• Raw records:
╔══
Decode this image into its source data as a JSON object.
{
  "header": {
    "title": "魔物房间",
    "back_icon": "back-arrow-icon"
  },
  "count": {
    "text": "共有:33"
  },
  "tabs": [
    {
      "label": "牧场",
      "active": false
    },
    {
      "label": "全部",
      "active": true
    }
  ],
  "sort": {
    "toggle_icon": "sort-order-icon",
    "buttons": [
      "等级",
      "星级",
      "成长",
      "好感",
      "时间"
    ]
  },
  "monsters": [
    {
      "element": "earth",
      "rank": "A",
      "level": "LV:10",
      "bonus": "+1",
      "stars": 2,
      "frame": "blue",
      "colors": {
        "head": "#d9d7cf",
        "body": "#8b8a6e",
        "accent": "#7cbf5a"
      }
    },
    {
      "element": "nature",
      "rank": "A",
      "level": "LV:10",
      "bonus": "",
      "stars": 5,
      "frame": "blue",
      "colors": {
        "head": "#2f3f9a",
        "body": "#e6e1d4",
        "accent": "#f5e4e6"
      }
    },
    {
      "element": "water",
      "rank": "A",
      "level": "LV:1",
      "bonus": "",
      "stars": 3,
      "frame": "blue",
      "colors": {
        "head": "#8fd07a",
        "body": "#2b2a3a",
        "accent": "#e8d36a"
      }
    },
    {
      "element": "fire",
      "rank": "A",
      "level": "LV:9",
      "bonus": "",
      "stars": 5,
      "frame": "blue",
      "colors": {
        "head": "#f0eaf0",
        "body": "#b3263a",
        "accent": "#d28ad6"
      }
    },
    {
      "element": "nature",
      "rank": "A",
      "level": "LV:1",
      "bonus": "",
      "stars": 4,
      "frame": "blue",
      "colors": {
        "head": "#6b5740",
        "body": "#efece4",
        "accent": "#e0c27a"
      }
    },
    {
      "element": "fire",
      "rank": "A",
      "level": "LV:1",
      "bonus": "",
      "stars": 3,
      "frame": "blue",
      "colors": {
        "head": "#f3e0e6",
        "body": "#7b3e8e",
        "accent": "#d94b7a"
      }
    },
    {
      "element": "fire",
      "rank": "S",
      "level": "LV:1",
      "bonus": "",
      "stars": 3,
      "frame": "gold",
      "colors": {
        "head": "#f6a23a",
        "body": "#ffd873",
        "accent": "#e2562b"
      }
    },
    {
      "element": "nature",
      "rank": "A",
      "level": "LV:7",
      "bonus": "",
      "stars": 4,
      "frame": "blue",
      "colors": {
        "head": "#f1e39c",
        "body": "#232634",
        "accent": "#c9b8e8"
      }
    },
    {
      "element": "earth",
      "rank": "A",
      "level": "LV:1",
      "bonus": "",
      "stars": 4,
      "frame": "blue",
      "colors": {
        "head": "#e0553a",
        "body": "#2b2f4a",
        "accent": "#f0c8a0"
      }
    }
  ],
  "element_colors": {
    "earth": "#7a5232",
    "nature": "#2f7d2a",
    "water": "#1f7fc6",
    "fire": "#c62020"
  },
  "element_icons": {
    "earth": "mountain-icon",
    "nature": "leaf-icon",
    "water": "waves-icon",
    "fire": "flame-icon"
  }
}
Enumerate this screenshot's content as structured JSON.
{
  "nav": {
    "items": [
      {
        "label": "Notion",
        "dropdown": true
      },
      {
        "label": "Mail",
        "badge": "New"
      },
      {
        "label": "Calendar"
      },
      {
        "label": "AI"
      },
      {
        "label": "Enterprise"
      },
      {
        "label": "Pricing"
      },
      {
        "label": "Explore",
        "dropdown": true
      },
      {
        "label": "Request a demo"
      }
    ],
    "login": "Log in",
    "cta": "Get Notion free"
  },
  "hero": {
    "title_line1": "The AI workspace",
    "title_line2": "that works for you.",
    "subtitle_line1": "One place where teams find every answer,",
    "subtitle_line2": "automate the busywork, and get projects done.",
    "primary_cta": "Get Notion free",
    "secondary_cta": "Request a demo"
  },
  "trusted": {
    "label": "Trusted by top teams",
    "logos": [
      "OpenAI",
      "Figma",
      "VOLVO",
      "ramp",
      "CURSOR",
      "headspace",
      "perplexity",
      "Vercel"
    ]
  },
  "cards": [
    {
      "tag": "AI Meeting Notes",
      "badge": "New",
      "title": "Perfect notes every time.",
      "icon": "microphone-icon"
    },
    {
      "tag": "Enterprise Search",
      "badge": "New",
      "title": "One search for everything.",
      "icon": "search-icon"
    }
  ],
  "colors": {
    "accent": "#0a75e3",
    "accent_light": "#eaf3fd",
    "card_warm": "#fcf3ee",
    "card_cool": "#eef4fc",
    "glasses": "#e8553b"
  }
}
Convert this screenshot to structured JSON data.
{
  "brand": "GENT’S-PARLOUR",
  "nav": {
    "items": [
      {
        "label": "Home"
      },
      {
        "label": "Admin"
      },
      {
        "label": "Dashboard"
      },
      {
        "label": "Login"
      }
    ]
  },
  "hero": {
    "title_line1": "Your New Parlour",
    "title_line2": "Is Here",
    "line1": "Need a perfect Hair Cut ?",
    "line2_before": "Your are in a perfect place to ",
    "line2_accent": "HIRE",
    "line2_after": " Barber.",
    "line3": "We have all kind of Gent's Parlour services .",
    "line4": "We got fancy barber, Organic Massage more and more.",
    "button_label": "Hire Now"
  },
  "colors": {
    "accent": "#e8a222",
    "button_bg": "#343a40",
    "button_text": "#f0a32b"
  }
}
╚══
• Stated problem:
Copy every line of the records word for word.

• Solution for this problem:
Decode this image into its source data as a JSON object.
{
  "header": {
    "title": "魔物房间",
    "back_icon": "back-arrow-icon"
  },
  "count": {
    "text": "共有:33"
  },
  "tabs": [
    {
      "label": "牧场",
      "active": false
    },
    {
      "label": "全部",
      "active": true
    }
  ],
  "sort": {
    "toggle_icon": "sort-order-icon",
    "buttons": [
      "等级",
      "星级",
      "成长",
      "好感",
      "时间"
    ]
  },
  "monsters": [
    {
      "element": "earth",
      "rank": "A",
      "level": "LV:10",
      "bonus": "+1",
      "stars": 2,
      "frame": "blue",
      "colors": {
        "head": "#d9d7cf",
        "body": "#8b8a6e",
        "accent": "#7cbf5a"
      }
    },
    {
      "element": "nature",
      "rank": "A",
      "level": "LV:10",
      "bonus": "",
      "stars": 5,
      "frame": "blue",
      "colors": {
        "head": "#2f3f9a",
        "body": "#e6e1d4",
        "accent": "#f5e4e6"
      }
    },
    {
      "element": "water",
      "rank": "A",
      "level": "LV:1",
      "bonus": "",
      "stars": 3,
      "frame": "blue",
      "colors": {
        "head": "#8fd07a",
        "body": "#2b2a3a",
        "accent": "#e8d36a"
      }
    },
    {
      "element": "fire",
      "rank": "A",
      "level": "LV:9",
      "bonus": "",
      "stars": 5,
      "frame": "blue",
      "colors": {
        "head": "#f0eaf0",
        "body": "#b3263a",
        "accent": "#d28ad6"
      }
    },
    {
      "element": "nature",
      "rank": "A",
      "level": "LV:1",
      "bonus": "",
      "stars": 4,
      "frame": "blue",
      "colors": {
        "head": "#6b5740",
        "body": "#efece4",
        "accent": "#e0c27a"
      }
    },
    {
      "element": "fire",
      "rank": "A",
      "level": "LV:1",
      "bonus": "",
      "stars": 3,
      "frame": "blue",
      "colors": {
        "head": "#f3e0e6",
        "body": "#7b3e8e",
        "accent": "#d94b7a"
      }
    },
    {
      "element": "fire",
      "rank": "S",
      "level": "LV:1",
      "bonus": "",
      "stars": 3,
      "frame": "gold",
      "colors": {
        "head": "#f6a23a",
        "body": "#ffd873",
        "accent": "#e2562b"
      }
    },
    {
      "element": "nature",
      "rank": "A",
      "level": "LV:7",
      "bonus": "",
      "stars": 4,
      "frame": "blue",
      "colors": {
        "head": "#f1e39c",
        "body": "#232634",
        "accent": "#c9b8e8"
      }
    },
    {
      "element": "earth",
      "rank": "A",
      "level": "LV:1",
      "bonus": "",
      "stars": 4,
      "frame": "blue",
      "colors": {
        "head": "#e0553a",
        "body": "#2b2f4a",
        "accent": "#f0c8a0"
      }
    }
  ],
  "element_colors": {
    "earth": "#7a5232",
    "nature": "#2f7d2a",
    "water": "#1f7fc6",
    "fire": "#c62020"
  },
  "element_icons": {
    "earth": "mountain-icon",
    "nature": "leaf-icon",
    "water": "waves-icon",
    "fire": "flame-icon"
  }
}
Enumerate this screenshot's content as structured JSON.
{
  "nav": {
    "items": [
      {
        "label": "Notion",
        "dropdown": true
      },
      {
        "label": "Mail",
        "badge": "New"
      },
      {
        "label": "Calendar"
      },
      {
        "label": "AI"
      },
      {
        "label": "Enterprise"
      },
      {
        "label": "Pricing"
      },
      {
        "label": "Explore",
        "dropdown": true
      },
      {
        "label": "Request a demo"
      }
    ],
    "login": "Log in",
    "cta": "Get Notion free"
  },
  "hero": {
    "title_line1": "The AI workspace",
    "title_line2": "that works for you.",
    "subtitle_line1": "One place where teams find every answer,",
    "subtitle_line2": "automate the busywork, and get projects done.",
    "primary_cta": "Get Notion free",
    "secondary_cta": "Request a demo"
  },
  "trusted": {
    "label": "Trusted by top teams",
    "logos": [
      "OpenAI",
      "Figma",
      "VOLVO",
      "ramp",
      "CURSOR",
      "headspace",
      "perplexity",
      "Vercel"
    ]
  },
  "cards": [
    {
      "tag": "AI Meeting Notes",
      "badge": "New",
      "title": "Perfect notes every time.",
      "icon": "microphone-icon"
    },
    {
      "tag": "Enterprise Search",
      "badge": "New",
      "title": "One search for everything.",
      "icon": "search-icon"
    }
  ],
  "colors": {
    "accent": "#0a75e3",
    "accent_light": "#eaf3fd",
    "card_warm": "#fcf3ee",
    "card_cool": "#eef4fc",
    "glasses": "#e8553b"
  }
}
Convert this screenshot to structured JSON data.
{
  "brand": "GENT’S-PARLOUR",
  "nav": {
    "items": [
      {
        "label": "Home"
      },
      {
        "label": "Admin"
      },
      {
        "label": "Dashboard"
      },
      {
        "label": "Login"
      }
    ]
  },
  "hero": {
    "title_line1": "Your New Parlour",
    "title_line2": "Is Here",
    "line1": "Need a perfect Hair Cut ?",
    "line2_before": "Your are in a perfect place to ",
    "line2_accent": "HIRE",
    "line2_after": " Barber.",
    "line3": "We have all kind of Gent's Parlour services .",
    "line4": "We got fancy barber, Organic Massage more and more.",
    "button_label": "Hire Now"
  },
  "colors": {
    "accent": "#e8a222",
    "button_bg": "#343a40",
    "button_text": "#f0a32b"
  }
}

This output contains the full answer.